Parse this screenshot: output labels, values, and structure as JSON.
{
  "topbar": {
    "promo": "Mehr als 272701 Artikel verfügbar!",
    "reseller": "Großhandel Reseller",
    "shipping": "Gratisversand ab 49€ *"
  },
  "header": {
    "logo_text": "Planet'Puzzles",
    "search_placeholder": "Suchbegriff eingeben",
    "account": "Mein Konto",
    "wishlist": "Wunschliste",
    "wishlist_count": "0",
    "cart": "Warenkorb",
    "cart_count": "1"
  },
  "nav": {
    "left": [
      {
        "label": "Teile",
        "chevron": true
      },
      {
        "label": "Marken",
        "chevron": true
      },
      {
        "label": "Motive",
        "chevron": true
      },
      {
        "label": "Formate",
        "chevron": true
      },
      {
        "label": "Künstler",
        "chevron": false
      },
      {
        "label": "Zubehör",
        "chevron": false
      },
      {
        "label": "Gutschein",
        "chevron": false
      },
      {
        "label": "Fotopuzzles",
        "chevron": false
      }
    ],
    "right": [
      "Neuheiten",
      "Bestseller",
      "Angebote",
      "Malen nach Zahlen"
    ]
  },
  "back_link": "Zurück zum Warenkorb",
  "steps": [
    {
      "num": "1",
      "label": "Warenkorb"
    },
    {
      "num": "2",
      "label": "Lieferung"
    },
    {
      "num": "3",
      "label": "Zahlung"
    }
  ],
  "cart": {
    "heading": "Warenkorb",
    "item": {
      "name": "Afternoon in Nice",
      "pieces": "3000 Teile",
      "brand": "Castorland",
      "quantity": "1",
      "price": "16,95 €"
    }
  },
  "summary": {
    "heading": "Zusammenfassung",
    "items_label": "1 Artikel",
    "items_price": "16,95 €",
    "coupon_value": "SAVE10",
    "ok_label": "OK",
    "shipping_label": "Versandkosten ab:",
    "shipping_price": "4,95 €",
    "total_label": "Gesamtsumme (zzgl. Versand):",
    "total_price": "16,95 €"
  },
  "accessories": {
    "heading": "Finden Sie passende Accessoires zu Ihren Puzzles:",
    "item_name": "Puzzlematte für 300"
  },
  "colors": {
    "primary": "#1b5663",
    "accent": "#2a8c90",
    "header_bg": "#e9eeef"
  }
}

--------------------------------

- [PROBLEM] Extract the full listing and reproduce each line exactly.

- [RESULT OF THE TASK]
Parse this screenshot: output labels, values, and structure as JSON.
{
  "topbar": {
    "promo": "Mehr als 272701 Artikel verfügbar!",
    "reseller": "Großhandel Reseller",
    "shipping": "Gratisversand ab 49€ *"
  },
  "header": {
    "logo_text": "Planet'Puzzles",
    "search_placeholder": "Suchbegriff eingeben",
    "account": "Mein Konto",
    "wishlist": "Wunschliste",
    "wishlist_count": "0",
    "cart": "Warenkorb",
    "cart_count": "1"
  },
  "nav": {
    "left": [
      {
        "label": "Teile",
        "chevron": true
      },
      {
        "label": "Marken",
        "chevron": true
      },
      {
        "label": "Motive",
        "chevron": true
      },
      {
        "label": "Formate",
        "chevron": true
      },
      {
        "label": "Künstler",
        "chevron": false
      },
      {
        "label": "Zubehör",
        "chevron": false
      },
      {
        "label": "Gutschein",
        "chevron": false
      },
      {
        "label": "Fotopuzzles",
        "chevron": false
      }
    ],
    "right": [
      "Neuheiten",
      "Bestseller",
      "Angebote",
      "Malen nach Zahlen"
    ]
  },
  "back_link": "Zurück zum Warenkorb",
  "steps": [
    {
      "num": "1",
      "label": "Warenkorb"
    },
    {
      "num": "2",
      "label": "Lieferung"
    },
    {
      "num": "3",
      "label": "Zahlung"
    }
  ],
  "cart": {
    "heading": "Warenkorb",
    "item": {
      "name": "Afternoon in Nice",
      "pieces": "3000 Teile",
      "brand": "Castorland",
      "quantity": "1",
      "price": "16,95 €"
    }
  },
  "summary": {
    "heading": "Zusammenfassung",
    "items_label": "1 Artikel",
    "items_price": "16,95 €",
    "coupon_value": "SAVE10",
    "ok_label": "OK",
    "shipping_label": "Versandkosten ab:",
    "shipping_price": "4,95 €",
    "total_label": "Gesamtsumme (zzgl. Versand):",
    "total_price": "16,95 €"
  },
  "accessories": {
    "heading": "Finden Sie passende Accessoires zu Ihren Puzzles:",
    "item_name": "Puzzlematte für 300"
  },
  "colors": {
    "primary": "#1b5663",
    "accent": "#2a8c90",
    "header_bg": "#e9eeef"
  }
}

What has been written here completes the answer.